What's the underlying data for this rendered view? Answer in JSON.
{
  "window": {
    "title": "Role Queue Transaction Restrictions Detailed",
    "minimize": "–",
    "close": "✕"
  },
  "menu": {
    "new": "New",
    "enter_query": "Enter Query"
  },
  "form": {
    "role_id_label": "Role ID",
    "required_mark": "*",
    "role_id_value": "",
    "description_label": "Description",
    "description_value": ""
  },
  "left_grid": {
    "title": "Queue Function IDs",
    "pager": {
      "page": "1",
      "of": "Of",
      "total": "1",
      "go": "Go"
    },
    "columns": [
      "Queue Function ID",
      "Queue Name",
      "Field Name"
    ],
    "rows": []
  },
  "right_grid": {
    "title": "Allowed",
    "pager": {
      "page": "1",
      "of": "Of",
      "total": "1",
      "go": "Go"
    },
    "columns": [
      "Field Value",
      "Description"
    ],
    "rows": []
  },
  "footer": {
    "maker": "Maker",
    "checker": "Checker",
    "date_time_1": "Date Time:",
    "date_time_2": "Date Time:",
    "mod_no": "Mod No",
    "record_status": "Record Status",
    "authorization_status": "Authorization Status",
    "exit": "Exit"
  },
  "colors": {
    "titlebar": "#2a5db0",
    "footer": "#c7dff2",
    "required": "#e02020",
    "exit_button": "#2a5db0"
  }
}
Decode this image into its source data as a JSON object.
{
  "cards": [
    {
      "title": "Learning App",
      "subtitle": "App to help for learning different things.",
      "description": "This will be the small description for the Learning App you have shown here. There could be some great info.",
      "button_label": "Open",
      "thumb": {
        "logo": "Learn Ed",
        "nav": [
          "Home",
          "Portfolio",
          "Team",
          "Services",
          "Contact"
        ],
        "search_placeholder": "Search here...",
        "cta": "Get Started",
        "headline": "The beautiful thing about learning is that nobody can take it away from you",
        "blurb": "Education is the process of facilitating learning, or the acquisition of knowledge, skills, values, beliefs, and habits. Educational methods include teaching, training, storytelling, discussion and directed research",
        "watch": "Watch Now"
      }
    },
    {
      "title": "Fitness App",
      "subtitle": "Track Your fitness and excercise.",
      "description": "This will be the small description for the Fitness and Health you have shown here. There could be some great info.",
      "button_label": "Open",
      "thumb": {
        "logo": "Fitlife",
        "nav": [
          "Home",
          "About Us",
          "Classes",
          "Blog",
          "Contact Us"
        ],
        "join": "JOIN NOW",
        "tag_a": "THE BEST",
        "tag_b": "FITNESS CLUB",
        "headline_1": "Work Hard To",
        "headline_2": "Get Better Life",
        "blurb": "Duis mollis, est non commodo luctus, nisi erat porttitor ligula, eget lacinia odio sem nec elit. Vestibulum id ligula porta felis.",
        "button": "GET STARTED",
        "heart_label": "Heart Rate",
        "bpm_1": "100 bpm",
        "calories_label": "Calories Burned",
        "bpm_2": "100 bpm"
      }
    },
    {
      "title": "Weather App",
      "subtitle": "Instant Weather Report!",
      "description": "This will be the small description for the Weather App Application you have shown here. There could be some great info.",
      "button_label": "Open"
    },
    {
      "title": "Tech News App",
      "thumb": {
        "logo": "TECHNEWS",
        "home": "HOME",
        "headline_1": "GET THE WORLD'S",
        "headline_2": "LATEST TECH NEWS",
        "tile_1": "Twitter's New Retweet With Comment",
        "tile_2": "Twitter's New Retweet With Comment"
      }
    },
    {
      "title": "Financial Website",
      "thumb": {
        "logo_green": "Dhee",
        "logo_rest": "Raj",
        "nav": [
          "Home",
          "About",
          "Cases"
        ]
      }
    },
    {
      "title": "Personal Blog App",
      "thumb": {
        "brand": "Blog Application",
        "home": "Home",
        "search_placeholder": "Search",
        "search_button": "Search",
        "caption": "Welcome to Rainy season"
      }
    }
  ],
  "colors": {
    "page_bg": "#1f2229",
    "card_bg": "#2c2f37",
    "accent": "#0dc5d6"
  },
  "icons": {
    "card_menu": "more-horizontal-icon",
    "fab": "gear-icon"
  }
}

## Exercise details:
Faithfully transcribe the whole of the data.

## Reply:
What's the underlying data for this rendered view? Answer in JSON.
{
  "window": {
    "title": "Role Queue Transaction Restrictions Detailed",
    "minimize": "–",
    "close": "✕"
  },
  "menu": {
    "new": "New",
    "enter_query": "Enter Query"
  },
  "form": {
    "role_id_label": "Role ID",
    "required_mark": "*",
    "role_id_value": "",
    "description_label": "Description",
    "description_value": ""
  },
  "left_grid": {
    "title": "Queue Function IDs",
    "pager": {
      "page": "1",
      "of": "Of",
      "total": "1",
      "go": "Go"
    },
    "columns": [
      "Queue Function ID",
      "Queue Name",
      "Field Name"
    ],
    "rows": []
  },
  "right_grid": {
    "title": "Allowed",
    "pager": {
      "page": "1",
      "of": "Of",
      "total": "1",
      "go": "Go"
    },
    "columns": [
      "Field Value",
      "Description"
    ],
    "rows": []
  },
  "footer": {
    "maker": "Maker",
    "checker": "Checker",
    "date_time_1": "Date Time:",
    "date_time_2": "Date Time:",
    "mod_no": "Mod No",
    "record_status": "Record Status",
    "authorization_status": "Authorization Status",
    "exit": "Exit"
  },
  "colors": {
    "titlebar": "#2a5db0",
    "footer": "#c7dff2",
    "required": "#e02020",
    "exit_button": "#2a5db0"
  }
}
Decode this image into its source data as a JSON object.
{
  "cards": [
    {
      "title": "Learning App",
      "subtitle": "App to help for learning different things.",
      "description": "This will be the small description for the Learning App you have shown here. There could be some great info.",
      "button_label": "Open",
      "thumb": {
        "logo": "Learn Ed",
        "nav": [
          "Home",
          "Portfolio",
          "Team",
          "Services",
          "Contact"
        ],
        "search_placeholder": "Search here...",
        "cta": "Get Started",
        "headline": "The beautiful thing about learning is that nobody can take it away from you",
        "blurb": "Education is the process of facilitating learning, or the acquisition of knowledge, skills, values, beliefs, and habits. Educational methods include teaching, training, storytelling, discussion and directed research",
        "watch": "Watch Now"
      }
    },
    {
      "title": "Fitness App",
      "subtitle": "Track Your fitness and excercise.",
      "description": "This will be the small description for the Fitness and Health you have shown here. There could be some great info.",
      "button_label": "Open",
      "thumb": {
        "logo": "Fitlife",
        "nav": [
          "Home",
          "About Us",
          "Classes",
          "Blog",
          "Contact Us"
        ],
        "join": "JOIN NOW",
        "tag_a": "THE BEST",
        "tag_b": "FITNESS CLUB",
        "headline_1": "Work Hard To",
        "headline_2": "Get Better Life",
        "blurb": "Duis mollis, est non commodo luctus, nisi erat porttitor ligula, eget lacinia odio sem nec elit. Vestibulum id ligula porta felis.",
        "button": "GET STARTED",
        "heart_label": "Heart Rate",
        "bpm_1": "100 bpm",
        "calories_label": "Calories Burned",
        "bpm_2": "100 bpm"
      }
    },
    {
      "title": "Weather App",
      "subtitle": "Instant Weather Report!",
      "description": "This will be the small description for the Weather App Application you have shown here. There could be some great info.",
      "button_label": "Open"
    },
    {
      "title": "Tech News App",
      "thumb": {
        "logo": "TECHNEWS",
        "home": "HOME",
        "headline_1": "GET THE WORLD'S",
        "headline_2": "LATEST TECH NEWS",
        "tile_1": "Twitter's New Retweet With Comment",
        "tile_2": "Twitter's New Retweet With Comment"
      }
    },
    {
      "title": "Financial Website",
      "thumb": {
        "logo_green": "Dhee",
        "logo_rest": "Raj",
        "nav": [
          "Home",
          "About",
          "Cases"
        ]
      }
    },
    {
      "title": "Personal Blog App",
      "thumb": {
        "brand": "Blog Application",
        "home": "Home",
        "search_placeholder": "Search",
        "search_button": "Search",
        "caption": "Welcome to Rainy season"
      }
    }
  ],
  "colors": {
    "page_bg": "#1f2229",
    "card_bg": "#2c2f37",
    "accent": "#0dc5d6"
  },
  "icons": {
    "card_menu": "more-horizontal-icon",
    "fab": "gear-icon"
  }
}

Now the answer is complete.